BEGIN Task inputs

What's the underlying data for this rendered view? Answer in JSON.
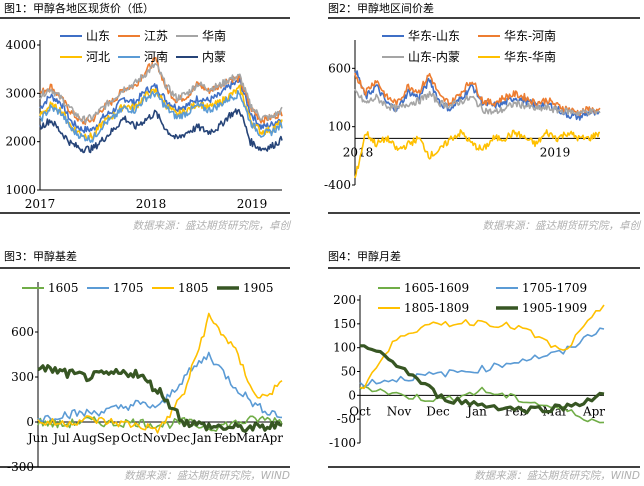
{
  "panels": [
    {
      "title": "图1：甲醇各地区现货价（低）",
      "source": "数据来源：盛达期货研究院，卓创"
    },
    {
      "title": "图2：甲醇地区间价差",
      "source": "数据来源：盛达期货研究院，卓创"
    },
    {
      "title": "图3：甲醇基差",
      "source": "数据来源：盛达期货研究院，WIND"
    },
    {
      "title": "图4：甲醇月差",
      "source": "数据来源：盛达期货研究院，WIND"
    }
  ],
  "chart_data": [
    {
      "type": "line",
      "title": "图1：甲醇各地区现货价（低）",
      "x": [
        2017.0,
        2017.1,
        2017.2,
        2017.3,
        2017.4,
        2017.5,
        2017.6,
        2017.7,
        2017.8,
        2017.9,
        2018.0,
        2018.1,
        2018.2,
        2018.3,
        2018.4,
        2018.5,
        2018.6,
        2018.7,
        2018.8,
        2018.9,
        2019.0,
        2019.1,
        2019.2,
        2019.3
      ],
      "xticks": [
        "2017",
        "2018",
        "2019"
      ],
      "yticks": [
        1000,
        2000,
        3000,
        4000
      ],
      "ylim": [
        1000,
        4000
      ],
      "series": [
        {
          "name": "山东",
          "color": "#3F6FC6",
          "values": [
            2700,
            2950,
            2800,
            2400,
            2250,
            2250,
            2500,
            2650,
            2900,
            2800,
            3050,
            3150,
            2850,
            2700,
            2750,
            2900,
            2850,
            2950,
            3150,
            3250,
            2600,
            2300,
            2350,
            2500
          ]
        },
        {
          "name": "江苏",
          "color": "#ED7D31",
          "values": [
            3000,
            3150,
            2900,
            2600,
            2400,
            2450,
            2700,
            2850,
            3100,
            3150,
            3450,
            3700,
            3100,
            2850,
            2950,
            3200,
            3050,
            3150,
            3300,
            3300,
            2700,
            2450,
            2500,
            2600
          ]
        },
        {
          "name": "华南",
          "color": "#A5A5A5",
          "values": [
            2950,
            3100,
            2900,
            2650,
            2450,
            2500,
            2700,
            2900,
            3100,
            3200,
            3400,
            3600,
            3150,
            2900,
            3000,
            3200,
            3100,
            3150,
            3300,
            3350,
            2750,
            2500,
            2500,
            2650
          ]
        },
        {
          "name": "河北",
          "color": "#FFC000",
          "values": [
            2550,
            2750,
            2650,
            2300,
            2150,
            2100,
            2400,
            2550,
            2750,
            2700,
            2950,
            3050,
            2750,
            2550,
            2650,
            2800,
            2700,
            2800,
            2950,
            3100,
            2450,
            2200,
            2250,
            2400
          ]
        },
        {
          "name": "河南",
          "color": "#5B9BD5",
          "values": [
            2450,
            2700,
            2600,
            2250,
            2100,
            2050,
            2350,
            2500,
            2700,
            2650,
            2900,
            3000,
            2700,
            2500,
            2600,
            2750,
            2650,
            2750,
            2900,
            3000,
            2400,
            2150,
            2200,
            2350
          ]
        },
        {
          "name": "内蒙",
          "color": "#264478",
          "values": [
            2300,
            2450,
            2200,
            1950,
            1850,
            1850,
            2050,
            2250,
            2500,
            2300,
            2450,
            2600,
            2250,
            2050,
            2200,
            2300,
            2200,
            2300,
            2550,
            2650,
            2000,
            1850,
            1900,
            2050
          ]
        }
      ]
    },
    {
      "type": "line",
      "title": "图2：甲醇地区间价差",
      "x": [
        2017.0,
        2017.1,
        2017.2,
        2017.3,
        2017.4,
        2017.5,
        2017.6,
        2017.7,
        2017.8,
        2017.9,
        2018.0,
        2018.1,
        2018.2,
        2018.3,
        2018.4,
        2018.5,
        2018.6,
        2018.7,
        2018.8,
        2018.9,
        2019.0,
        2019.1,
        2019.2,
        2019.3
      ],
      "xticks": [
        "2018",
        "2019"
      ],
      "yticks": [
        -400,
        100,
        600
      ],
      "ylim": [
        -400,
        800
      ],
      "series": [
        {
          "name": "华东-山东",
          "color": "#3F6FC6",
          "values": [
            600,
            350,
            450,
            300,
            250,
            400,
            350,
            500,
            300,
            250,
            350,
            450,
            300,
            280,
            300,
            350,
            320,
            280,
            300,
            250,
            200,
            180,
            220,
            200
          ]
        },
        {
          "name": "华东-河南",
          "color": "#ED7D31",
          "values": [
            550,
            400,
            500,
            350,
            300,
            450,
            400,
            550,
            350,
            300,
            400,
            500,
            320,
            300,
            350,
            380,
            350,
            300,
            330,
            280,
            250,
            220,
            250,
            230
          ]
        },
        {
          "name": "山东-内蒙",
          "color": "#A5A5A5",
          "values": [
            400,
            300,
            350,
            280,
            250,
            300,
            320,
            380,
            300,
            280,
            320,
            350,
            250,
            220,
            250,
            300,
            280,
            250,
            260,
            240,
            230,
            220,
            230,
            220
          ]
        },
        {
          "name": "华东-华南",
          "color": "#FFC000",
          "values": [
            -350,
            50,
            -50,
            0,
            -100,
            -50,
            0,
            -150,
            -100,
            0,
            50,
            -50,
            -100,
            0,
            0,
            50,
            0,
            -50,
            50,
            0,
            50,
            0,
            0,
            50
          ]
        }
      ]
    },
    {
      "type": "line",
      "title": "图3：甲醇基差",
      "x": [
        "Jun",
        "Jul",
        "Aug",
        "Sep",
        "Oct",
        "Nov",
        "Dec",
        "Jan",
        "Feb",
        "Mar",
        "Apr"
      ],
      "yticks": [
        -300,
        0,
        300,
        600
      ],
      "ylim": [
        -300,
        900
      ],
      "series": [
        {
          "name": "1605",
          "color": "#70AD47",
          "values": [
            0,
            -20,
            10,
            -10,
            0,
            -20,
            0,
            -40,
            -10,
            20,
            10
          ]
        },
        {
          "name": "1705",
          "color": "#5B9BD5",
          "values": [
            20,
            50,
            60,
            80,
            120,
            100,
            300,
            450,
            250,
            100,
            40
          ]
        },
        {
          "name": "1805",
          "color": "#FFC000",
          "values": [
            0,
            -10,
            20,
            0,
            -20,
            -50,
            200,
            700,
            500,
            150,
            250
          ]
        },
        {
          "name": "1905",
          "color": "#375623",
          "values": [
            370,
            330,
            300,
            320,
            330,
            200,
            0,
            -30,
            -40,
            -40,
            -20
          ]
        }
      ]
    },
    {
      "type": "line",
      "title": "图4：甲醇月差",
      "x": [
        "Oct",
        "Nov",
        "Dec",
        "Jan",
        "Feb",
        "Mar",
        "Apr"
      ],
      "yticks": [
        -100,
        -50,
        0,
        50,
        100,
        150,
        200
      ],
      "ylim": [
        -100,
        200
      ],
      "series": [
        {
          "name": "1605-1609",
          "color": "#70AD47",
          "values": [
            20,
            0,
            -10,
            10,
            -10,
            -30,
            -60
          ]
        },
        {
          "name": "1705-1709",
          "color": "#5B9BD5",
          "values": [
            25,
            35,
            45,
            55,
            75,
            90,
            145
          ]
        },
        {
          "name": "1805-1809",
          "color": "#FFC000",
          "values": [
            10,
            130,
            150,
            155,
            140,
            90,
            190
          ]
        },
        {
          "name": "1905-1909",
          "color": "#375623",
          "values": [
            110,
            60,
            -5,
            -20,
            -30,
            -25,
            0
          ]
        }
      ]
    }
  ]
}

END Task inputs

> **Direction**:
Transcribe each line above verbatim, with the pictures left out.

> **The output**:
What's the underlying data for this rendered view? Answer in JSON.
{
  "panels": [
    {
      "title": "图1：甲醇各地区现货价（低）",
      "source": "数据来源：盛达期货研究院，卓创"
    },
    {
      "title": "图2：甲醇地区间价差",
      "source": "数据来源：盛达期货研究院，卓创"
    },
    {
      "title": "图3：甲醇基差",
      "source": "数据来源：盛达期货研究院，WIND"
    },
    {
      "title": "图4：甲醇月差",
      "source": "数据来源：盛达期货研究院，WIND"
    }
  ],
  "chart_data": [
    {
      "type": "line",
      "title": "图1：甲醇各地区现货价（低）",
      "x": [
        2017.0,
        2017.1,
        2017.2,
        2017.3,
        2017.4,
        2017.5,
        2017.6,
        2017.7,
        2017.8,
        2017.9,
        2018.0,
        2018.1,
        2018.2,
        2018.3,
        2018.4,
        2018.5,
        2018.6,
        2018.7,
        2018.8,
        2018.9,
        2019.0,
        2019.1,
        2019.2,
        2019.3
      ],
      "xticks": [
        "2017",
        "2018",
        "2019"
      ],
      "yticks": [
        1000,
        2000,
        3000,
        4000
      ],
      "ylim": [
        1000,
        4000
      ],
      "series": [
        {
          "name": "山东",
          "color": "#3F6FC6",
          "values": [
            2700,
            2950,
            2800,
            2400,
            2250,
            2250,
            2500,
            2650,
            2900,
            2800,
            3050,
            3150,
            2850,
            2700,
            2750,
            2900,
            2850,
            2950,
            3150,
            3250,
            2600,
            2300,
            2350,
            2500
          ]
        },
        {
          "name": "江苏",
          "color": "#ED7D31",
          "values": [
            3000,
            3150,
            2900,
            2600,
            2400,
            2450,
            2700,
            2850,
            3100,
            3150,
            3450,
            3700,
            3100,
            2850,
            2950,
            3200,
            3050,
            3150,
            3300,
            3300,
            2700,
            2450,
            2500,
            2600
          ]
        },
        {
          "name": "华南",
          "color": "#A5A5A5",
          "values": [
            2950,
            3100,
            2900,
            2650,
            2450,
            2500,
            2700,
            2900,
            3100,
            3200,
            3400,
            3600,
            3150,
            2900,
            3000,
            3200,
            3100,
            3150,
            3300,
            3350,
            2750,
            2500,
            2500,
            2650
          ]
        },
        {
          "name": "河北",
          "color": "#FFC000",
          "values": [
            2550,
            2750,
            2650,
            2300,
            2150,
            2100,
            2400,
            2550,
            2750,
            2700,
            2950,
            3050,
            2750,
            2550,
            2650,
            2800,
            2700,
            2800,
            2950,
            3100,
            2450,
            2200,
            2250,
            2400
          ]
        },
        {
          "name": "河南",
          "color": "#5B9BD5",
          "values": [
            2450,
            2700,
            2600,
            2250,
            2100,
            2050,
            2350,
            2500,
            2700,
            2650,
            2900,
            3000,
            2700,
            2500,
            2600,
            2750,
            2650,
            2750,
            2900,
            3000,
            2400,
            2150,
            2200,
            2350
          ]
        },
        {
          "name": "内蒙",
          "color": "#264478",
          "values": [
            2300,
            2450,
            2200,
            1950,
            1850,
            1850,
            2050,
            2250,
            2500,
            2300,
            2450,
            2600,
            2250,
            2050,
            2200,
            2300,
            2200,
            2300,
            2550,
            2650,
            2000,
            1850,
            1900,
            2050
          ]
        }
      ]
    },
    {
      "type": "line",
      "title": "图2：甲醇地区间价差",
      "x": [
        2017.0,
        2017.1,
        2017.2,
        2017.3,
        2017.4,
        2017.5,
        2017.6,
        2017.7,
        2017.8,
        2017.9,
        2018.0,
        2018.1,
        2018.2,
        2018.3,
        2018.4,
        2018.5,
        2018.6,
        2018.7,
        2018.8,
        2018.9,
        2019.0,
        2019.1,
        2019.2,
        2019.3
      ],
      "xticks": [
        "2018",
        "2019"
      ],
      "yticks": [
        -400,
        100,
        600
      ],
      "ylim": [
        -400,
        800
      ],
      "series": [
        {
          "name": "华东-山东",
          "color": "#3F6FC6",
          "values": [
            600,
            350,
            450,
            300,
            250,
            400,
            350,
            500,
            300,
            250,
            350,
            450,
            300,
            280,
            300,
            350,
            320,
            280,
            300,
            250,
            200,
            180,
            220,
            200
          ]
        },
        {
          "name": "华东-河南",
          "color": "#ED7D31",
          "values": [
            550,
            400,
            500,
            350,
            300,
            450,
            400,
            550,
            350,
            300,
            400,
            500,
            320,
            300,
            350,
            380,
            350,
            300,
            330,
            280,
            250,
            220,
            250,
            230
          ]
        },
        {
          "name": "山东-内蒙",
          "color": "#A5A5A5",
          "values": [
            400,
            300,
            350,
            280,
            250,
            300,
            320,
            380,
            300,
            280,
            320,
            350,
            250,
            220,
            250,
            300,
            280,
            250,
            260,
            240,
            230,
            220,
            230,
            220
          ]
        },
        {
          "name": "华东-华南",
          "color": "#FFC000",
          "values": [
            -350,
            50,
            -50,
            0,
            -100,
            -50,
            0,
            -150,
            -100,
            0,
            50,
            -50,
            -100,
            0,
            0,
            50,
            0,
            -50,
            50,
            0,
            50,
            0,
            0,
            50
          ]
        }
      ]
    },
    {
      "type": "line",
      "title": "图3：甲醇基差",
      "x": [
        "Jun",
        "Jul",
        "Aug",
        "Sep",
        "Oct",
        "Nov",
        "Dec",
        "Jan",
        "Feb",
        "Mar",
        "Apr"
      ],
      "yticks": [
        -300,
        0,
        300,
        600
      ],
      "ylim": [
        -300,
        900
      ],
      "series": [
        {
          "name": "1605",
          "color": "#70AD47",
          "values": [
            0,
            -20,
            10,
            -10,
            0,
            -20,
            0,
            -40,
            -10,
            20,
            10
          ]
        },
        {
          "name": "1705",
          "color": "#5B9BD5",
          "values": [
            20,
            50,
            60,
            80,
            120,
            100,
            300,
            450,
            250,
            100,
            40
          ]
        },
        {
          "name": "1805",
          "color": "#FFC000",
          "values": [
            0,
            -10,
            20,
            0,
            -20,
            -50,
            200,
            700,
            500,
            150,
            250
          ]
        },
        {
          "name": "1905",
          "color": "#375623",
          "values": [
            370,
            330,
            300,
            320,
            330,
            200,
            0,
            -30,
            -40,
            -40,
            -20
          ]
        }
      ]
    },
    {
      "type": "line",
      "title": "图4：甲醇月差",
      "x": [
        "Oct",
        "Nov",
        "Dec",
        "Jan",
        "Feb",
        "Mar",
        "Apr"
      ],
      "yticks": [
        -100,
        -50,
        0,
        50,
        100,
        150,
        200
      ],
      "ylim": [
        -100,
        200
      ],
      "series": [
        {
          "name": "1605-1609",
          "color": "#70AD47",
          "values": [
            20,
            0,
            -10,
            10,
            -10,
            -30,
            -60
          ]
        },
        {
          "name": "1705-1709",
          "color": "#5B9BD5",
          "values": [
            25,
            35,
            45,
            55,
            75,
            90,
            145
          ]
        },
        {
          "name": "1805-1809",
          "color": "#FFC000",
          "values": [
            10,
            130,
            150,
            155,
            140,
            90,
            190
          ]
        },
        {
          "name": "1905-1909",
          "color": "#375623",
          "values": [
            110,
            60,
            -5,
            -20,
            -30,
            -25,
            0
          ]
        }
      ]
    }
  ]
}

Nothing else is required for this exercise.